Saved data entries:

****************

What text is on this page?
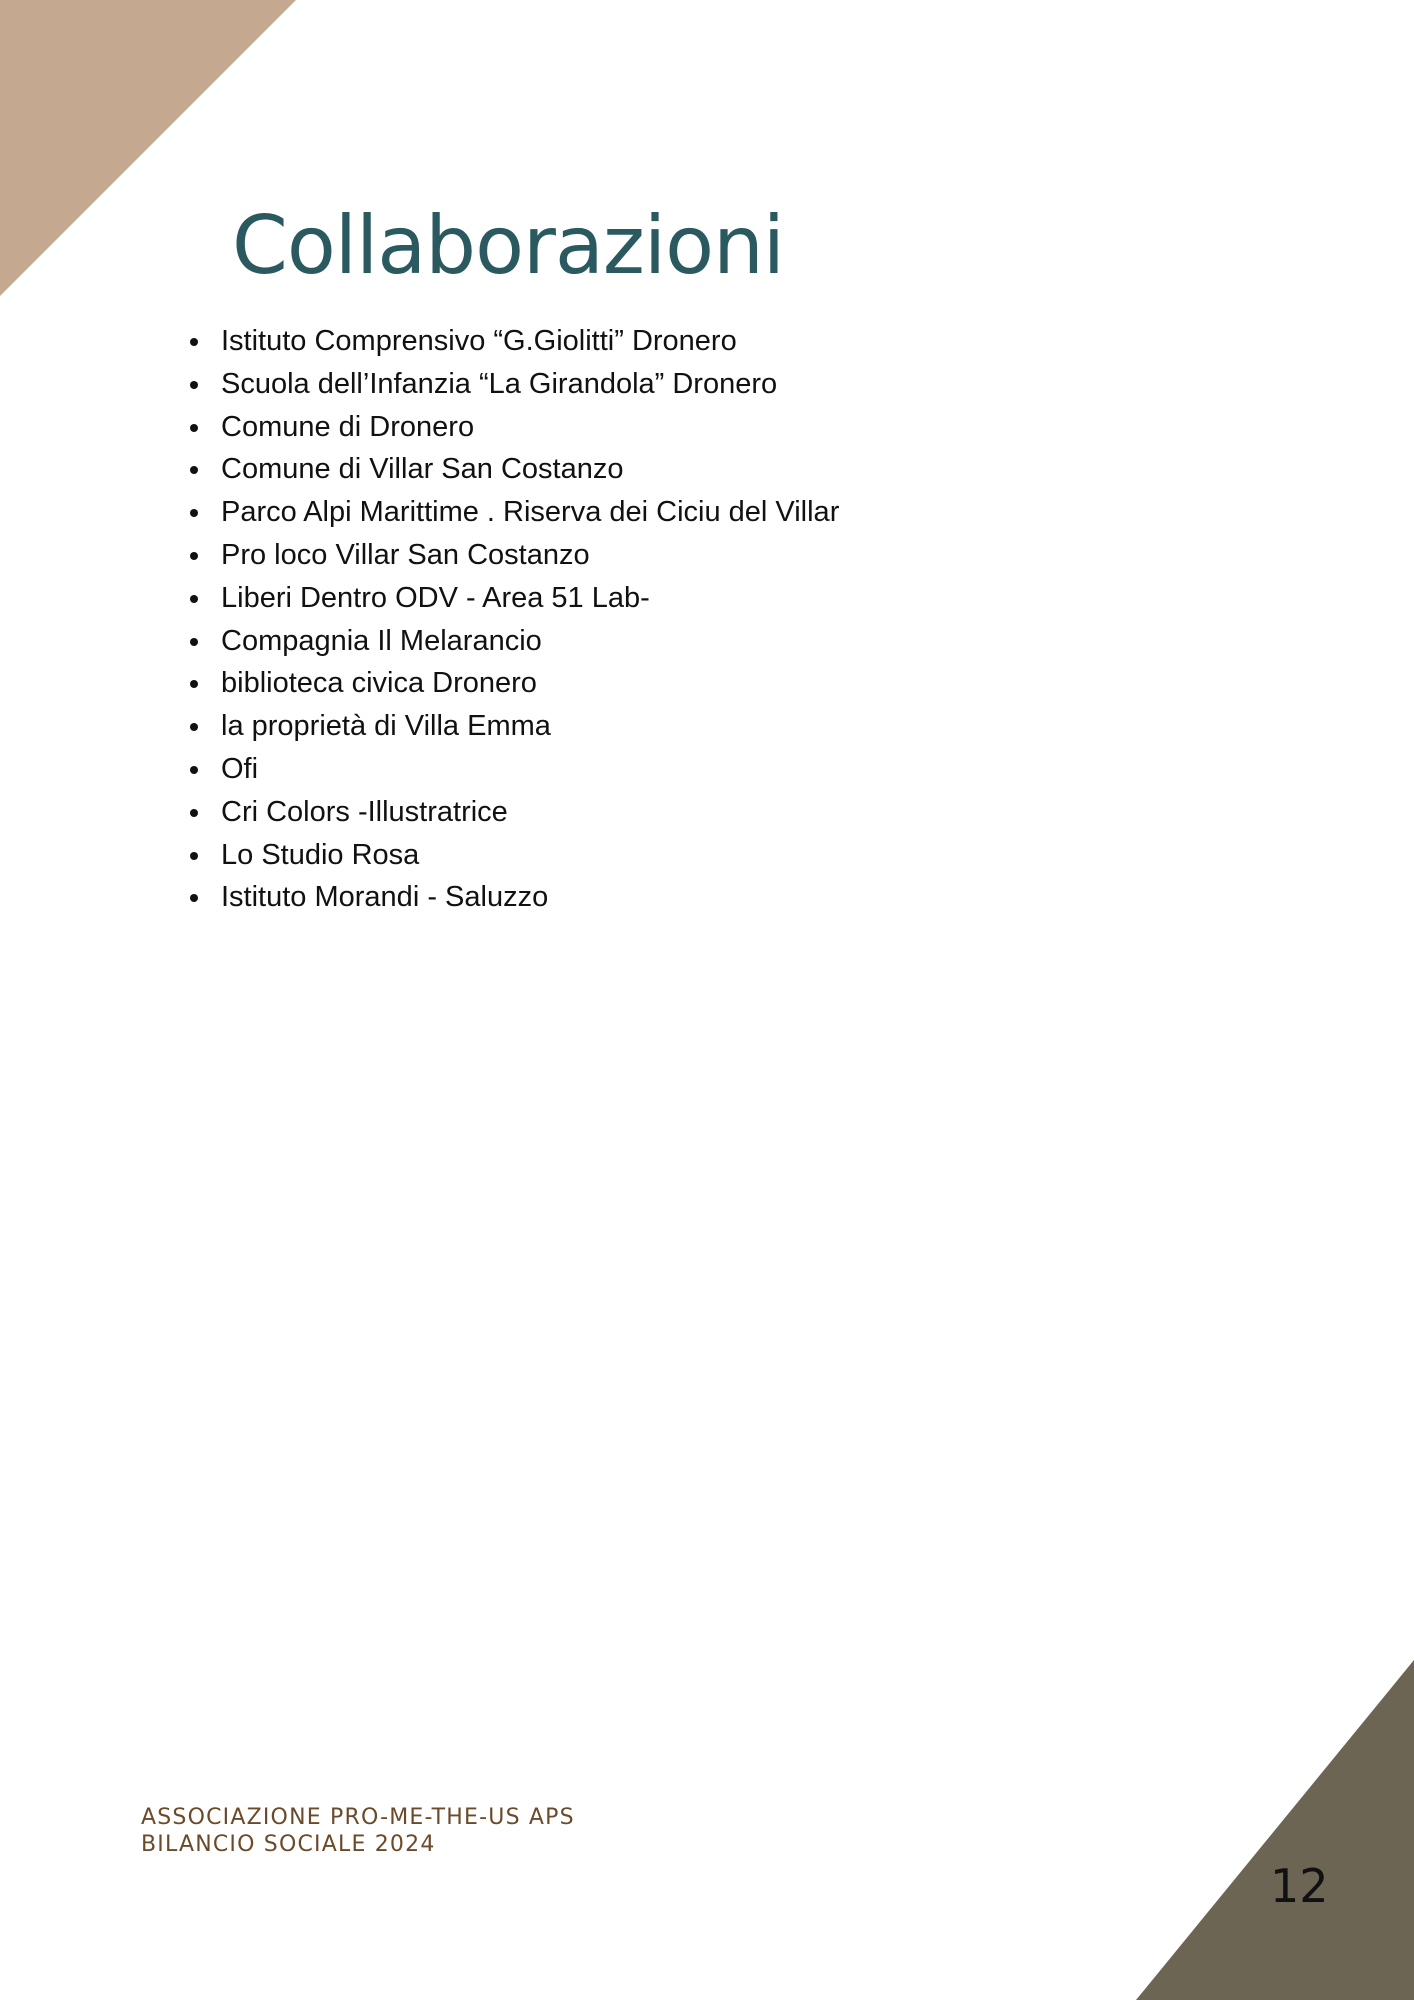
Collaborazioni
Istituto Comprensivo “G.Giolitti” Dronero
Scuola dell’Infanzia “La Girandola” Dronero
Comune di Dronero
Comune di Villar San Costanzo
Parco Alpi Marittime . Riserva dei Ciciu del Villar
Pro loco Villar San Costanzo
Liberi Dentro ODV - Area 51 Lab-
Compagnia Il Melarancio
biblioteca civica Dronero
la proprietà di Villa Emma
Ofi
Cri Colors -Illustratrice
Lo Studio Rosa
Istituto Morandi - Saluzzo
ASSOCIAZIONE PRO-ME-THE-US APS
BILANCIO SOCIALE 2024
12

****************

• **What the task requires**: Copy the material shown above in full and exactly. Skip the pictures.

• **Right answer**:
What text is on this page?
Collaborazioni
Istituto Comprensivo “G.Giolitti” Dronero
Scuola dell’Infanzia “La Girandola” Dronero
Comune di Dronero
Comune di Villar San Costanzo
Parco Alpi Marittime . Riserva dei Ciciu del Villar
Pro loco Villar San Costanzo
Liberi Dentro ODV - Area 51 Lab-
Compagnia Il Melarancio
biblioteca civica Dronero
la proprietà di Villa Emma
Ofi
Cri Colors -Illustratrice
Lo Studio Rosa
Istituto Morandi - Saluzzo
ASSOCIAZIONE PRO-ME-THE-US APS
BILANCIO SOCIALE 2024
12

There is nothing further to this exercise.